-- EXERCISE OBJECTIVE --
Set down the full listing exactly as given. Any pictures are to be left out.

(Records contained in a dataset)
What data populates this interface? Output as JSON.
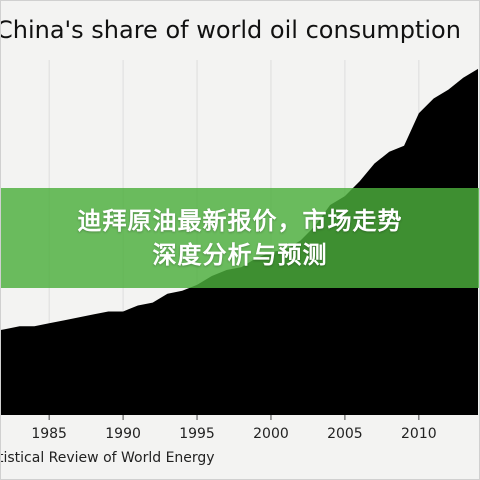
{
  "chart_data": {
    "type": "area",
    "title": "China's share of world oil consumption",
    "xlabel": "",
    "ylabel": "",
    "source": "tistical Review of World Energy",
    "x_ticks": [
      1985,
      1990,
      1995,
      2000,
      2005,
      2010
    ],
    "xlim": [
      1981,
      2014
    ],
    "ylim": [
      0,
      12
    ],
    "grid": true,
    "series": [
      {
        "x": [
          1981,
          1982,
          1983,
          1984,
          1985,
          1986,
          1987,
          1988,
          1989,
          1990,
          1991,
          1992,
          1993,
          1994,
          1995,
          1996,
          1997,
          1998,
          1999,
          2000,
          2001,
          2002,
          2003,
          2004,
          2005,
          2006,
          2007,
          2008,
          2009,
          2010,
          2011,
          2012,
          2013,
          2014
        ],
        "values": [
          2.8,
          2.9,
          3.0,
          3.0,
          3.1,
          3.2,
          3.3,
          3.4,
          3.5,
          3.5,
          3.7,
          3.8,
          4.1,
          4.2,
          4.4,
          4.7,
          4.9,
          5.0,
          5.3,
          5.5,
          5.6,
          5.9,
          6.4,
          7.1,
          7.4,
          7.9,
          8.5,
          8.9,
          9.1,
          10.2,
          10.7,
          11.0,
          11.4,
          11.7
        ]
      }
    ],
    "fill_color": "#000000",
    "background_color": "#f3f3f2",
    "grid_color": "#dddddd"
  },
  "banner": {
    "line1": "迪拜原油最新报价，市场走势",
    "line2": "深度分析与预测",
    "color": "#4caf3c"
  }
}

-- TASK RESPONSE --
What data populates this interface? Output as JSON.
{
  "chart_data": {
    "type": "area",
    "title": "China's share of world oil consumption",
    "xlabel": "",
    "ylabel": "",
    "source": "tistical Review of World Energy",
    "x_ticks": [
      1985,
      1990,
      1995,
      2000,
      2005,
      2010
    ],
    "xlim": [
      1981,
      2014
    ],
    "ylim": [
      0,
      12
    ],
    "grid": true,
    "series": [
      {
        "x": [
          1981,
          1982,
          1983,
          1984,
          1985,
          1986,
          1987,
          1988,
          1989,
          1990,
          1991,
          1992,
          1993,
          1994,
          1995,
          1996,
          1997,
          1998,
          1999,
          2000,
          2001,
          2002,
          2003,
          2004,
          2005,
          2006,
          2007,
          2008,
          2009,
          2010,
          2011,
          2012,
          2013,
          2014
        ],
        "values": [
          2.8,
          2.9,
          3.0,
          3.0,
          3.1,
          3.2,
          3.3,
          3.4,
          3.5,
          3.5,
          3.7,
          3.8,
          4.1,
          4.2,
          4.4,
          4.7,
          4.9,
          5.0,
          5.3,
          5.5,
          5.6,
          5.9,
          6.4,
          7.1,
          7.4,
          7.9,
          8.5,
          8.9,
          9.1,
          10.2,
          10.7,
          11.0,
          11.4,
          11.7
        ]
      }
    ],
    "fill_color": "#000000",
    "background_color": "#f3f3f2",
    "grid_color": "#dddddd"
  },
  "banner": {
    "line1": "迪拜原油最新报价，市场走势",
    "line2": "深度分析与预测",
    "color": "#4caf3c"
  }
}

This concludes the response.